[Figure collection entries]
=====

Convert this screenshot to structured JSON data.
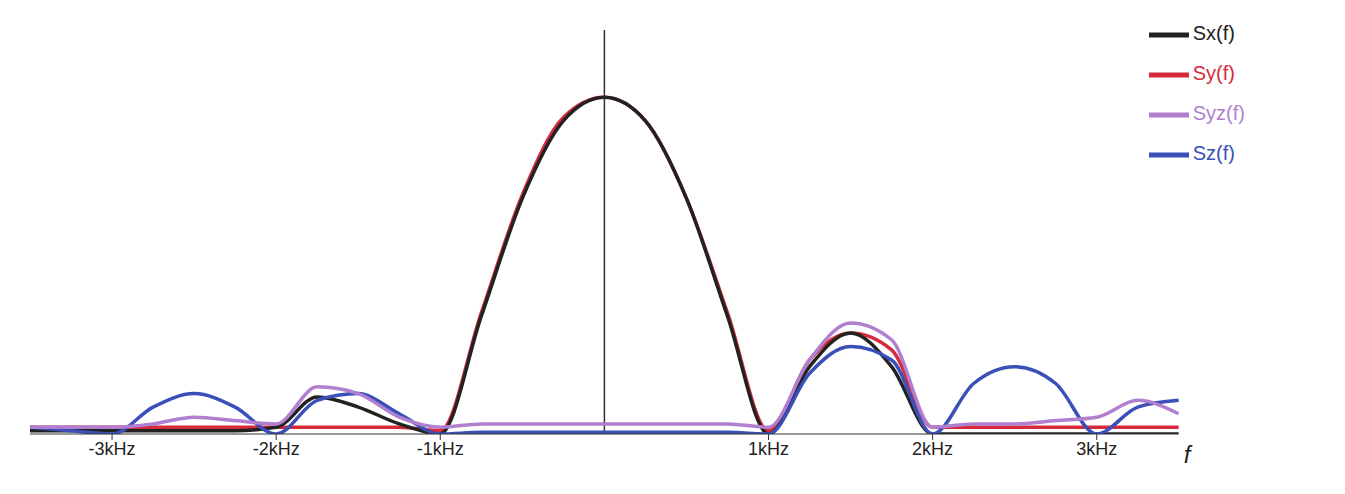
{
  "chart_data": {
    "type": "line",
    "x_label": "f",
    "x": [
      -3.5,
      -3.25,
      -3,
      -2.75,
      -2.5,
      -2.25,
      -2,
      -1.75,
      -1.5,
      -1.25,
      -1,
      -0.75,
      -0.5,
      -0.25,
      0,
      0.25,
      0.5,
      0.75,
      1,
      1.25,
      1.5,
      1.75,
      2,
      2.25,
      2.5,
      2.75,
      3,
      3.25,
      3.5
    ],
    "series": [
      {
        "name": "Sy(f)",
        "color": "#d62a3a",
        "values": [
          0.02,
          0.02,
          0.02,
          0.02,
          0.02,
          0.02,
          0.02,
          0.02,
          0.02,
          0.02,
          0.01,
          0.36,
          0.71,
          0.94,
          1.0,
          0.93,
          0.7,
          0.36,
          0.01,
          0.22,
          0.3,
          0.25,
          0.02,
          0.02,
          0.02,
          0.02,
          0.02,
          0.02,
          0.02
        ]
      },
      {
        "name": "Sx(f)",
        "color": "#222222",
        "values": [
          0.01,
          0.01,
          0.01,
          0.01,
          0.01,
          0.01,
          0.02,
          0.11,
          0.08,
          0.03,
          0.0,
          0.35,
          0.7,
          0.93,
          1.0,
          0.93,
          0.7,
          0.35,
          0.0,
          0.2,
          0.3,
          0.2,
          0.0,
          0.0,
          0.0,
          0.0,
          0.0,
          0.0,
          0.0
        ]
      },
      {
        "name": "Sz(f)",
        "color": "#3a4fb8",
        "values": [
          0.02,
          0.01,
          0.0,
          0.08,
          0.12,
          0.08,
          0.0,
          0.1,
          0.12,
          0.06,
          0.0,
          0.005,
          0.005,
          0.005,
          0.005,
          0.005,
          0.005,
          0.005,
          0.0,
          0.18,
          0.26,
          0.22,
          0.0,
          0.15,
          0.2,
          0.15,
          0.0,
          0.08,
          0.1
        ]
      },
      {
        "name": "Syz(f)",
        "color": "#b07fcf",
        "values": [
          0.02,
          0.02,
          0.02,
          0.03,
          0.05,
          0.04,
          0.03,
          0.14,
          0.12,
          0.05,
          0.02,
          0.03,
          0.03,
          0.03,
          0.03,
          0.03,
          0.03,
          0.03,
          0.02,
          0.22,
          0.33,
          0.28,
          0.02,
          0.03,
          0.03,
          0.04,
          0.05,
          0.1,
          0.06
        ]
      }
    ],
    "xlim": [
      -3.5,
      3.5
    ],
    "xticks": [
      {
        "value": -3,
        "label": "-3kHz"
      },
      {
        "value": -2,
        "label": "-2kHz"
      },
      {
        "value": -1,
        "label": "-1kHz"
      },
      {
        "value": 1,
        "label": "1kHz"
      },
      {
        "value": 2,
        "label": "2kHz"
      },
      {
        "value": 3,
        "label": "3kHz"
      }
    ],
    "ylim": [
      0,
      1.2
    ],
    "tick_labels": "x",
    "grid": false,
    "legend": "top-right"
  }
}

=====

### [SET EXERCISE]
Answer with one number only: how many lines above contain the word "color".

### [EXPECTED ANSWER]
4